• [Challenge]
Isolate every line in the records below with "risen" in it.

• [Given data]
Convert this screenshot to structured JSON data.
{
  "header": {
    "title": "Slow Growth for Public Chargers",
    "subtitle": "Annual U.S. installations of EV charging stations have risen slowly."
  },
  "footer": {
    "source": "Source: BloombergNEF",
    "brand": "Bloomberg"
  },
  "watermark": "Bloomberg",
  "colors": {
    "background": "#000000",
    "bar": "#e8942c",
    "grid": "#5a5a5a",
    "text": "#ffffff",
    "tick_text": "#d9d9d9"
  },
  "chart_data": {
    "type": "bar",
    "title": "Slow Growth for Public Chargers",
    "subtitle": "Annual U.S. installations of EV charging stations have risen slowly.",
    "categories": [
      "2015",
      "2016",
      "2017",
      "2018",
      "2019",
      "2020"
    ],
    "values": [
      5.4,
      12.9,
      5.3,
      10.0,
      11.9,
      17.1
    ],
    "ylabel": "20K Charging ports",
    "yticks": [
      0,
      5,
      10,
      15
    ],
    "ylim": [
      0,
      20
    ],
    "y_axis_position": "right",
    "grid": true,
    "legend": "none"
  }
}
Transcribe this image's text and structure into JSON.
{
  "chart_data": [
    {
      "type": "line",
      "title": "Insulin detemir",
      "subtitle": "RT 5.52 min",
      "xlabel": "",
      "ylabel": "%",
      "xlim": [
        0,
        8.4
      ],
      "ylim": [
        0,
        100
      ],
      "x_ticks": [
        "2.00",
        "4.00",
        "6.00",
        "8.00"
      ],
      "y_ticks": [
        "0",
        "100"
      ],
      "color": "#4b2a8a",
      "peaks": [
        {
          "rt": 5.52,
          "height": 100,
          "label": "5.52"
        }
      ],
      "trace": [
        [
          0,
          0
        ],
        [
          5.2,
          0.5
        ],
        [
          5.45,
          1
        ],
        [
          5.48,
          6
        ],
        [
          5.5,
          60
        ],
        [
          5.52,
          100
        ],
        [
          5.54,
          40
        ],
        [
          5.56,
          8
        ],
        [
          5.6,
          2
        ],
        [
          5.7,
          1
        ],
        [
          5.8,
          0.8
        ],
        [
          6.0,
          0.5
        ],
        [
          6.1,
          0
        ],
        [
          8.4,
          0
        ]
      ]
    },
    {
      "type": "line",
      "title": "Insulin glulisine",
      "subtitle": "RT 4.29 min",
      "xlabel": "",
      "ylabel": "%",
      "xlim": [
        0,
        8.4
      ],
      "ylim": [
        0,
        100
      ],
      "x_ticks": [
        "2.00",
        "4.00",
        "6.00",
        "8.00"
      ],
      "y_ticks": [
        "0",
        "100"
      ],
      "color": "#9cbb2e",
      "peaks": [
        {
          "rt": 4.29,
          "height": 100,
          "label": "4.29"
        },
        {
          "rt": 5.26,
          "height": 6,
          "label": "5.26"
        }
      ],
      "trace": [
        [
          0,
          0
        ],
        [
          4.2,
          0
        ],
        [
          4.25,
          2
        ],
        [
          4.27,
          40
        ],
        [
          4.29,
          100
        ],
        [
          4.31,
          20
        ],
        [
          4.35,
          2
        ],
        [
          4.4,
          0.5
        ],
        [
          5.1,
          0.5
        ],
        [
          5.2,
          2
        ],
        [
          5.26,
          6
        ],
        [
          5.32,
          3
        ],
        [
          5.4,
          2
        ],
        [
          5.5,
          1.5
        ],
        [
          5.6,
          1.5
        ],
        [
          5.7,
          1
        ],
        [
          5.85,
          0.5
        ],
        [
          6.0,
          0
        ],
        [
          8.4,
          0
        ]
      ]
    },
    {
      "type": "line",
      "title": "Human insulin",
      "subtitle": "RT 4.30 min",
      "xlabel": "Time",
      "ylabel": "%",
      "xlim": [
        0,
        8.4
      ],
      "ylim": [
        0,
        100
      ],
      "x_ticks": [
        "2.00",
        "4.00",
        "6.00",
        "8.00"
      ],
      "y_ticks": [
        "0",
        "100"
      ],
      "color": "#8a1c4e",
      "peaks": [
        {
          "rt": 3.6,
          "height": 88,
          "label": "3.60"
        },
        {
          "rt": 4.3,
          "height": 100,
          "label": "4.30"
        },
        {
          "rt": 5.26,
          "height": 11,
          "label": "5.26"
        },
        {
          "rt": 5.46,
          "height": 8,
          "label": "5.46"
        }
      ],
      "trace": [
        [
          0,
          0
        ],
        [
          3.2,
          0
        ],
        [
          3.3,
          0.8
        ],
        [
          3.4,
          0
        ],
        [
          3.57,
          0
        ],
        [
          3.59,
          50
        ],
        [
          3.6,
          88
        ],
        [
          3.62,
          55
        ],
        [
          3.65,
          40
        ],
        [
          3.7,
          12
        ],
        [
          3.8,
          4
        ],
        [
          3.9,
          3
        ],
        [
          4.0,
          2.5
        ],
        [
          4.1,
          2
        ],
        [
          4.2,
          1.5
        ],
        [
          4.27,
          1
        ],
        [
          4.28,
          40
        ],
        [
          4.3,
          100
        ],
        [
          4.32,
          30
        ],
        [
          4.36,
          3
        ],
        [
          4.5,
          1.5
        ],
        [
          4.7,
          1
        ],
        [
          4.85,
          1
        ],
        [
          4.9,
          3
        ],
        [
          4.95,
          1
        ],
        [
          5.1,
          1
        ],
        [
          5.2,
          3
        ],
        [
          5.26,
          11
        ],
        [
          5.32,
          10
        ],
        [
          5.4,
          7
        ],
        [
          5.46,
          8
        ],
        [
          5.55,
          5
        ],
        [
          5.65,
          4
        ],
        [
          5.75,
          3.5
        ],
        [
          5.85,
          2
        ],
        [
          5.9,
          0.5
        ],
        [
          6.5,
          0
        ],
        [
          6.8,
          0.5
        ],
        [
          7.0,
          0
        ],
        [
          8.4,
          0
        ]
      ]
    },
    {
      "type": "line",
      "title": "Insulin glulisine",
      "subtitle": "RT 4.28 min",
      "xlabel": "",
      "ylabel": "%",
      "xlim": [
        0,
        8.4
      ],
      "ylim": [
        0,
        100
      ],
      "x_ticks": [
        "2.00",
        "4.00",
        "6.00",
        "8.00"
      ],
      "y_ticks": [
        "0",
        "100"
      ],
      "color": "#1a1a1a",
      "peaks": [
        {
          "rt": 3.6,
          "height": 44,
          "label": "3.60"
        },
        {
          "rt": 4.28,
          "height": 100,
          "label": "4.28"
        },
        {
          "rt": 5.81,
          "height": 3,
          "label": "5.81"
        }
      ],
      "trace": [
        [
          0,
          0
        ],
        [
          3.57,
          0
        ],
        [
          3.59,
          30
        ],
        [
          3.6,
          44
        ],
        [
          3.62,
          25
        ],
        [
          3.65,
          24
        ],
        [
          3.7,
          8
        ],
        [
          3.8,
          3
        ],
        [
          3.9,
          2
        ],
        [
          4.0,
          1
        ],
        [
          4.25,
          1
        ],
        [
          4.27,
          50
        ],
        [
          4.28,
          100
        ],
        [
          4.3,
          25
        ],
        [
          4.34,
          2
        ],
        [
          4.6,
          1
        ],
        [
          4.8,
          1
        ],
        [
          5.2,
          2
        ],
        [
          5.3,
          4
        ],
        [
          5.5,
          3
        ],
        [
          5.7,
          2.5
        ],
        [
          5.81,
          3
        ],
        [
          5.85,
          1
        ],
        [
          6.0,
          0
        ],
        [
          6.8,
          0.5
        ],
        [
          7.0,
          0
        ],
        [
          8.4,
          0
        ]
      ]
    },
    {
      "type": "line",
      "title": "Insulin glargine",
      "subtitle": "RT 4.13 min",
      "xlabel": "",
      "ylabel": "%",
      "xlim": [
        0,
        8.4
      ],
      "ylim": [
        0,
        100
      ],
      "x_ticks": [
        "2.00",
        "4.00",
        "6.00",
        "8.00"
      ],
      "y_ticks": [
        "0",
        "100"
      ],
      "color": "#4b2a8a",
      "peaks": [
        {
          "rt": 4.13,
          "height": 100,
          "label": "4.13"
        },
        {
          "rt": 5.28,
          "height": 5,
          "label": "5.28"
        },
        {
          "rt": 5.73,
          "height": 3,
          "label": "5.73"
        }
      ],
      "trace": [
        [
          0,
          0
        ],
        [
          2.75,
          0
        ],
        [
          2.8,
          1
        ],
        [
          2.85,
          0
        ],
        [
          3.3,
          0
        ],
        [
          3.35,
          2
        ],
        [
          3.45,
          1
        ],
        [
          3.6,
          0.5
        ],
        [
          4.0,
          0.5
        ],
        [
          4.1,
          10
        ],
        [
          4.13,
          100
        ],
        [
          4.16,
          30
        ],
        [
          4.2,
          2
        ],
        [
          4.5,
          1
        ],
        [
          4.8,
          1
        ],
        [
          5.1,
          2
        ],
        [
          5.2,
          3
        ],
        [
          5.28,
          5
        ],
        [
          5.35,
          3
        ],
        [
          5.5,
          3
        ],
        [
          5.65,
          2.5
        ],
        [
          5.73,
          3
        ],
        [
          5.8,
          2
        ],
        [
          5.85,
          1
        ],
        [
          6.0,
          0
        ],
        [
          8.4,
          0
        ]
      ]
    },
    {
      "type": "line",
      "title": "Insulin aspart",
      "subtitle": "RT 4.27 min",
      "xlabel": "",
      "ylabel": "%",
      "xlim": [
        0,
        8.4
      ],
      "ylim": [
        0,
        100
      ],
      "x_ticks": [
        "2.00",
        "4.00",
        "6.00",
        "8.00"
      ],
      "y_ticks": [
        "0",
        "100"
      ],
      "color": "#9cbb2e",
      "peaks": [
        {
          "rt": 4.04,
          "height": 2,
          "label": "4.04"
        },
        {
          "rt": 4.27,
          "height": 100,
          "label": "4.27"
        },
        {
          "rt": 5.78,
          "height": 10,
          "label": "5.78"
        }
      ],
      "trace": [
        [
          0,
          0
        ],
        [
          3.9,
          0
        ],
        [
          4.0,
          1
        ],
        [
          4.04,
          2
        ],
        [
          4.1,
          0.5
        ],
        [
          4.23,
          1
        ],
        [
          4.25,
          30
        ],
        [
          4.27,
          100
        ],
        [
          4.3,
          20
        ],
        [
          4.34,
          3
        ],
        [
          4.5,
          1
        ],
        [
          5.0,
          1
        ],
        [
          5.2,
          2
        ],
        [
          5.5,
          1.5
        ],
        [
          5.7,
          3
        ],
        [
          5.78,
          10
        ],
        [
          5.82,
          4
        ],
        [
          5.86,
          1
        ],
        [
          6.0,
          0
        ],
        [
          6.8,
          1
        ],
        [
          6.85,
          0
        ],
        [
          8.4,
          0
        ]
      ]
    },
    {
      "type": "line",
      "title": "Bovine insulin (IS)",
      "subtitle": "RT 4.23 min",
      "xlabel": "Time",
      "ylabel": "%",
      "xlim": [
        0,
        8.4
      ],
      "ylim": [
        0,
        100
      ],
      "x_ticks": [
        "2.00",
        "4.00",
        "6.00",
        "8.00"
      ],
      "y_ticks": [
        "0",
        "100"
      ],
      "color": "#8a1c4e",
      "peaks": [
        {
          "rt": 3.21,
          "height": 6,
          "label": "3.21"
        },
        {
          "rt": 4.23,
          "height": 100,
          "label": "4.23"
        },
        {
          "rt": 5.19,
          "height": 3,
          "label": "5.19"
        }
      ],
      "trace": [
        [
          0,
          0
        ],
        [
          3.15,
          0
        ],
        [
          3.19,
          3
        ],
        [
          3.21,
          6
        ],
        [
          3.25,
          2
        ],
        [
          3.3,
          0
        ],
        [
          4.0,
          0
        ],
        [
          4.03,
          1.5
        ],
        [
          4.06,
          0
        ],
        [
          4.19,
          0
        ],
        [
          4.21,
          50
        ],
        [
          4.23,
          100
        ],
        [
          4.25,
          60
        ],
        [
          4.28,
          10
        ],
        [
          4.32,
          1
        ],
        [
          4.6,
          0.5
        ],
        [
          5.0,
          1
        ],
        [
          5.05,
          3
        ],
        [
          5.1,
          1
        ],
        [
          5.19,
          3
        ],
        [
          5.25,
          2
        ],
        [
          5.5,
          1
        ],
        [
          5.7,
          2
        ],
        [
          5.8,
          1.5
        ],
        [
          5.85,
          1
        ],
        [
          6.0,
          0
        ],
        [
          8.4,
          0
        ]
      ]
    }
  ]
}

• [Worked solution]
    "subtitle": "Annual U.S. installations of EV charging stations have risen slowly."
    "subtitle": "Annual U.S. installations of EV charging stations have risen slowly.",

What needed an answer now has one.